- **TASK DETAILS**: Look through the data below. Collect every line where the word "Business" occurs.

Data extracted from a collection:
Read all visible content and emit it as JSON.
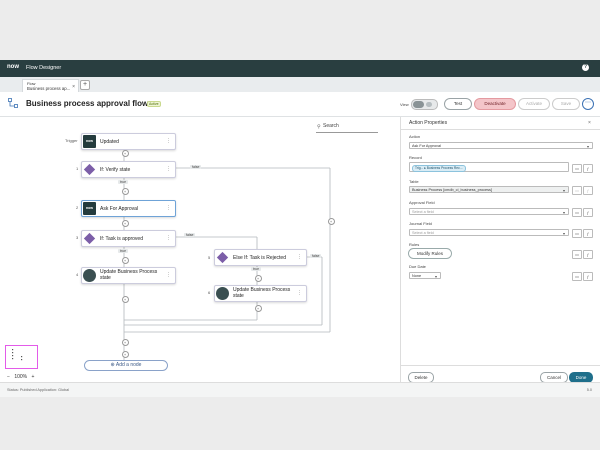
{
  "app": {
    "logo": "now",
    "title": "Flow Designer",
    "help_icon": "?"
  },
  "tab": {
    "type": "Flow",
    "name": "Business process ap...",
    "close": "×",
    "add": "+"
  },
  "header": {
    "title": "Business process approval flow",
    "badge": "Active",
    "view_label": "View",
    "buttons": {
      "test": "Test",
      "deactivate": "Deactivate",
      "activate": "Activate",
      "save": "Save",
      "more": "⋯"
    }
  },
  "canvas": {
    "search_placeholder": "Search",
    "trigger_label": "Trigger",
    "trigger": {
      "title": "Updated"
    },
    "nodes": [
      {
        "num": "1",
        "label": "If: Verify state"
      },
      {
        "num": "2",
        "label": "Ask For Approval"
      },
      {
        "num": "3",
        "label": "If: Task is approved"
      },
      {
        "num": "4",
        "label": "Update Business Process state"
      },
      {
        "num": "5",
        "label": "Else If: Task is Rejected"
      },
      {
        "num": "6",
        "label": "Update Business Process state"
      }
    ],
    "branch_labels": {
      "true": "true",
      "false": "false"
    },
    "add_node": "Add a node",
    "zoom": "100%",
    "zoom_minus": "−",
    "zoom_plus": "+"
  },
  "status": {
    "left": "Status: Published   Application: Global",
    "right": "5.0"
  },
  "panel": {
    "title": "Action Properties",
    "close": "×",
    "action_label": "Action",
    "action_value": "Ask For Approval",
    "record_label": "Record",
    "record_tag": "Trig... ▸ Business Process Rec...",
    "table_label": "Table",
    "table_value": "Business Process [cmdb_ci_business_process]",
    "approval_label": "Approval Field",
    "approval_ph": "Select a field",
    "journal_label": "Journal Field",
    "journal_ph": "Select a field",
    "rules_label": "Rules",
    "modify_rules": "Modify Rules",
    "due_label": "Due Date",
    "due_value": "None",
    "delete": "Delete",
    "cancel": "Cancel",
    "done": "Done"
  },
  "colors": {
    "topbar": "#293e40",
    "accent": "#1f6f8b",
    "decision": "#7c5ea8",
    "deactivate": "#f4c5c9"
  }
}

==

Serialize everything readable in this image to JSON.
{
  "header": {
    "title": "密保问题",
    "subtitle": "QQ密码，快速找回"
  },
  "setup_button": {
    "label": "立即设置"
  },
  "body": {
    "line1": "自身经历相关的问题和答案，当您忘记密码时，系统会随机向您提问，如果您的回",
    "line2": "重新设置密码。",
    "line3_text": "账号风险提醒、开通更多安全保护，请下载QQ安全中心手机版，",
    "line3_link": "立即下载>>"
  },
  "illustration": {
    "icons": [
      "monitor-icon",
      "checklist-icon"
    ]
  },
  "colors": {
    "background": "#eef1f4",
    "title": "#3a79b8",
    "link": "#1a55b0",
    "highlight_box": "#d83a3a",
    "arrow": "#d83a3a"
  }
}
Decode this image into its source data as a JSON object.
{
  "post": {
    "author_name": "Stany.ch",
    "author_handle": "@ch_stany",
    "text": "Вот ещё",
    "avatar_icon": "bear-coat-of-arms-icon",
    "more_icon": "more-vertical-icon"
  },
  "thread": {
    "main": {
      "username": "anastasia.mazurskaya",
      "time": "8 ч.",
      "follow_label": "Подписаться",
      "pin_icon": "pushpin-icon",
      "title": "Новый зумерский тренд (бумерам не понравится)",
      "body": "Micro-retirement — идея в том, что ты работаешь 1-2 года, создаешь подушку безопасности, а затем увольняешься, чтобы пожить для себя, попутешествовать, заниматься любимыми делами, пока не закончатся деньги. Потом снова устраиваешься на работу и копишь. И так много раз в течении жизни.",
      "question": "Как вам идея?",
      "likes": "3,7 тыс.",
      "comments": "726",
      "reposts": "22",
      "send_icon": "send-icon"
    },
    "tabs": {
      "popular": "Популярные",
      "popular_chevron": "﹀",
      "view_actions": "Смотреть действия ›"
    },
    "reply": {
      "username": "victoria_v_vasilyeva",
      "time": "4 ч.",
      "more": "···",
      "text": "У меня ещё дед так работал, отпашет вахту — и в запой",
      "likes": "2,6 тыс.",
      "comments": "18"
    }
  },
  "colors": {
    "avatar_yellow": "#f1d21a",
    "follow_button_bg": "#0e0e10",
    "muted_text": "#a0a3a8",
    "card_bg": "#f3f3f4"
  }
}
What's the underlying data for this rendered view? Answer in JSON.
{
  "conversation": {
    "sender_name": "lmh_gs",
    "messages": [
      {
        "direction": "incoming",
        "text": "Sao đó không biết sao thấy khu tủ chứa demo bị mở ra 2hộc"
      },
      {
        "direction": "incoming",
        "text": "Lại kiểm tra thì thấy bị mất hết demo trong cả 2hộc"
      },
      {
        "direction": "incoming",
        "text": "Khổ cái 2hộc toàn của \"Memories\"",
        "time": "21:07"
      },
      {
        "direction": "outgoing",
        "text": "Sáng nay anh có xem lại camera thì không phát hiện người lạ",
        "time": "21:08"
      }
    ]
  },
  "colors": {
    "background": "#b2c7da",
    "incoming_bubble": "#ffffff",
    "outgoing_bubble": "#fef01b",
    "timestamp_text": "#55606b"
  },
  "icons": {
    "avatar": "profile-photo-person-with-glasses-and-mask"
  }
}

- **TASK RESULT**:
    "name": "Business process ap...",
    "title": "Business process approval flow",
        "label": "Update Business Process state"
        "label": "Update Business Process state"
    "record_tag": "Trig... ▸ Business Process Rec...",
    "table_value": "Business Process [cmdb_ci_business_process]",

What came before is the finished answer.